## EXERCISE DESCRIPTION
Pictures stay out; everything else in the records below is copied exactly.

## DATA TO USE
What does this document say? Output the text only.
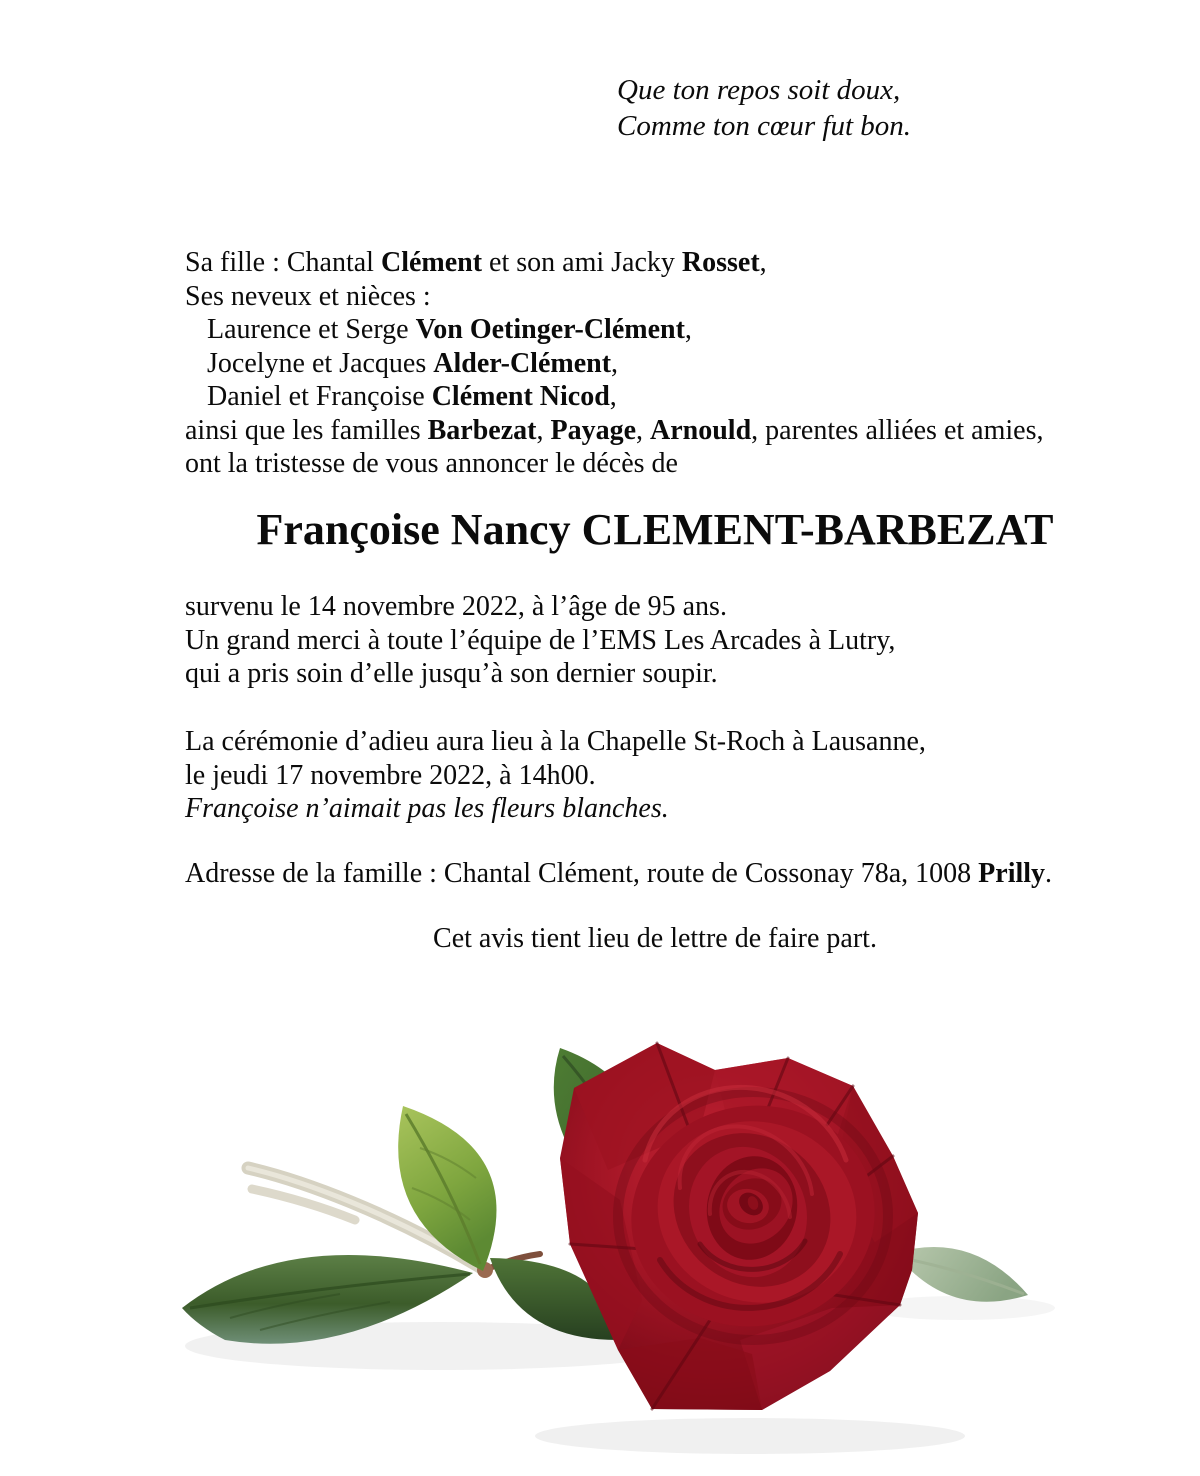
Que ton repos soit doux,
Comme ton cœur fut bon.
Sa fille : Chantal Clément et son ami Jacky Rosset,
Ses neveux et nièces :
Laurence et Serge Von Oetinger-Clément,
Jocelyne et Jacques Alder-Clément,
Daniel et Françoise Clément Nicod,
ainsi que les familles Barbezat, Payage, Arnould, parentes alliées et amies,
ont la tristesse de vous annoncer le décès de
Françoise Nancy CLEMENT-BARBEZAT
survenu le 14 novembre 2022, à l’âge de 95 ans.
Un grand merci à toute l’équipe de l’EMS Les Arcades à Lutry,
qui a pris soin d’elle jusqu’à son dernier soupir.
La cérémonie d’adieu aura lieu à la Chapelle St-Roch à Lausanne,
le jeudi 17 novembre 2022, à 14h00.
Françoise n’aimait pas les fleurs blanches.
Adresse de la famille : Chantal Clément, route de Cossonay 78a, 1008 Prilly.
Cet avis tient lieu de lettre de faire part.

## REPLY
What does this document say? Output the text only.
Que ton repos soit doux,
Comme ton cœur fut bon.
Sa fille : Chantal Clément et son ami Jacky Rosset,
Ses neveux et nièces :
Laurence et Serge Von Oetinger-Clément,
Jocelyne et Jacques Alder-Clément,
Daniel et Françoise Clément Nicod,
ainsi que les familles Barbezat, Payage, Arnould, parentes alliées et amies,
ont la tristesse de vous annoncer le décès de
Françoise Nancy CLEMENT-BARBEZAT
survenu le 14 novembre 2022, à l’âge de 95 ans.
Un grand merci à toute l’équipe de l’EMS Les Arcades à Lutry,
qui a pris soin d’elle jusqu’à son dernier soupir.
La cérémonie d’adieu aura lieu à la Chapelle St-Roch à Lausanne,
le jeudi 17 novembre 2022, à 14h00.
Françoise n’aimait pas les fleurs blanches.
Adresse de la famille : Chantal Clément, route de Cossonay 78a, 1008 Prilly.
Cet avis tient lieu de lettre de faire part.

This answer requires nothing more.